» GIVEN PASSAGE:
....

Hearing-physical Activity Intervention

NCT07071168 · Status: NOT_YET_RECRUITING · Phase: NA · Type: INTERVENTIONAL · Enrollment: 60

Last updated 2025-07-17

No results posted yet for this study

Summary

Background

By 2050, approximately 2.5 billion people are expected to experience some degree of age-related hearing loss (ARHL). Greater ARHL is associated with decreased communication, reduced physical activity and social engagement, increased depressive symptoms, cognitive decline and a higher risk of dementia. While previous studies highlight the benefits of combing hearing training and physical activity for older adults with ARHL, existing interventions are very limited. Additionally, the development of previous interventions often lacks end-user involvement, resulting in low adherence.

Objectives

This study aims to co-design a hearing-physical activity dual-task training app with older adults with ARHL, the potential end-users; to assess the feasibility and acceptability of the app using based on the theoretical framework of acceptability; and to examine its preliminary effects on improving physical activity, communication, loneliness, depressive symptoms and cognitive functions for older adults with age-related hearing loss.

Hypothesis to be tested

The app is feasible and acceptable to participants. Upon completing the 10-week intervention, the intervention group will report significantly greater improvements in physical activity, communication, loneliness, depressive symptoms and cognitive functions than the control group. These findings will support subsequent investigations in a larger-scale randomized controlled trial.

Research Design and Methods

This study consists of three phases. Phase 1: co-develop a prototype app that combines hearing and physical activity dual-task trainings, incorporating a music therapy component for older adults with ARHL. Co-design workshops will be conducted following the community-based participatory research methodology, where participants will engage in plenary and breakout sessions. Phase 2: conduct a two-arm, single-blinded, pilot randomized controlled trial. Phase 3: conduct individual semi-structured interviews immediately after the intervention. Four process evaluation outcomes will be observed, namely feasibility, fidelity, and acceptability, along with implementation barriers and facilitators. Participants will include Chinese adults aged 60 years or older, with mild-to-moderate HL with a pure-tone average of 20-50 dB across octave frequencies 0.5 to 4kHz in both ears.

....

» SUPPLIED ENTRIES:
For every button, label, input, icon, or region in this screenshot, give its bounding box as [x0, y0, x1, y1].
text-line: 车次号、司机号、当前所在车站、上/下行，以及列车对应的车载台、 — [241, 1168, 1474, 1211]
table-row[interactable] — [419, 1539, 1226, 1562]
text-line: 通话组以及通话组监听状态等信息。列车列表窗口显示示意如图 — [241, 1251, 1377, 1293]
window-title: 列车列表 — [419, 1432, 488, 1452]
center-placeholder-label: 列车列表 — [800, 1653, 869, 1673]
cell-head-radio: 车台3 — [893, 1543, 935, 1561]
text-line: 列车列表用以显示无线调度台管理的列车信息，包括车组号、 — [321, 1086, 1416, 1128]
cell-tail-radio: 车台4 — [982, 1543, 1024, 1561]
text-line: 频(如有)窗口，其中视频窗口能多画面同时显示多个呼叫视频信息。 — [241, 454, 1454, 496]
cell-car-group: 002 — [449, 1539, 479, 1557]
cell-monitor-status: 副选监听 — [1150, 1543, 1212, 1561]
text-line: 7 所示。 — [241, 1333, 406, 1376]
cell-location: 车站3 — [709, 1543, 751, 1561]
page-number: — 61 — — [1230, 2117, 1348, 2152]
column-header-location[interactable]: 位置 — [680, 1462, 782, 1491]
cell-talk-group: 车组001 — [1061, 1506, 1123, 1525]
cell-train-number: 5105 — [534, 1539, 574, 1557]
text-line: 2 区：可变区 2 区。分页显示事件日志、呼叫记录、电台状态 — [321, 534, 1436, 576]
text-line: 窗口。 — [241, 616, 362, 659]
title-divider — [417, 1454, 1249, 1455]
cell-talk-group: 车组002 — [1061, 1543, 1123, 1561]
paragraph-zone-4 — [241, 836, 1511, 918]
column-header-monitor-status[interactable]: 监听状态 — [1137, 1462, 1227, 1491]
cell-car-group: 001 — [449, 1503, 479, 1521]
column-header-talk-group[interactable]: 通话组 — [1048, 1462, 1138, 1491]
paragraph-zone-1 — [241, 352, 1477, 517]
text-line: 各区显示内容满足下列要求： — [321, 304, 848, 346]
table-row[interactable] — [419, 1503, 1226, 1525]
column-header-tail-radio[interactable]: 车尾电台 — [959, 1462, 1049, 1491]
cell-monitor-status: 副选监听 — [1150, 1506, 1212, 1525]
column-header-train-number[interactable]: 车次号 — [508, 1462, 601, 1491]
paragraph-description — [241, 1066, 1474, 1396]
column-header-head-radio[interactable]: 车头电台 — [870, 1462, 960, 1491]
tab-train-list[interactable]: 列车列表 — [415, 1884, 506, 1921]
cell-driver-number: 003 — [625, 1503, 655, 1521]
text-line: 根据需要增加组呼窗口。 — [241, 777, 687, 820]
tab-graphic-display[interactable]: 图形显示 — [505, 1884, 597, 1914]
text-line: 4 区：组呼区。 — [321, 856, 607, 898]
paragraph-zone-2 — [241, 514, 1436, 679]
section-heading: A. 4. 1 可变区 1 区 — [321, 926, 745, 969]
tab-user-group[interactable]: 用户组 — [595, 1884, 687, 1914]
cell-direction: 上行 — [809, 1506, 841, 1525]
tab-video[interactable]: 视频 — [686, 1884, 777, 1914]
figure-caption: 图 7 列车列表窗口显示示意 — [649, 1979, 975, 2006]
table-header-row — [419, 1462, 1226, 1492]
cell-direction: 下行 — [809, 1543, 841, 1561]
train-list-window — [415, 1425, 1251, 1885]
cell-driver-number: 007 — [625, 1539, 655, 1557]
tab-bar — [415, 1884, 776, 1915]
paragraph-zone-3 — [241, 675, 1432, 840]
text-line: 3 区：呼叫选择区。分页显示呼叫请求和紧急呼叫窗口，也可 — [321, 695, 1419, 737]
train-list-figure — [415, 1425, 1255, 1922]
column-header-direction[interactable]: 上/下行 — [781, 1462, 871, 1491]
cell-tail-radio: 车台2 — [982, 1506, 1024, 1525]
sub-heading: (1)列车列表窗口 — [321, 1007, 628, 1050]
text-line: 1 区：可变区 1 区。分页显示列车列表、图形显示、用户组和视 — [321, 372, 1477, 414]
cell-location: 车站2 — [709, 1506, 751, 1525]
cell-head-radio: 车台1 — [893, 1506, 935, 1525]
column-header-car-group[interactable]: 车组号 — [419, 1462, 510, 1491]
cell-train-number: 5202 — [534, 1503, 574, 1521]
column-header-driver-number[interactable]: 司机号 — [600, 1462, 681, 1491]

....

» PROMPT 1: In the hearing-physical activity study summary, how long is the intervention that participants complete?
» PROMPT 2: Print the stretch of the hearing-physical activity study summary from "No results posted" through "in low adherence.", with no changes.

» WRITTEN ANSWER 1: 10 weeks

» WRITTEN ANSWER 2:
No results posted yet for this study

Summary

Background

By 2050, approximately 2.5 billion people are expected to experience some degree of age-related hearing loss (ARHL). Greater ARHL is associated with decreased communication, reduced physical activity and social engagement, increased depressive symptoms, cognitive decline and a higher risk of dementia. While previous studies highlight the benefits of combing hearing training and physical activity for older adults with ARHL, existing interventions are very limited. Additionally, the development of previous interventions often lacks end-user involvement, resulting in low adherence.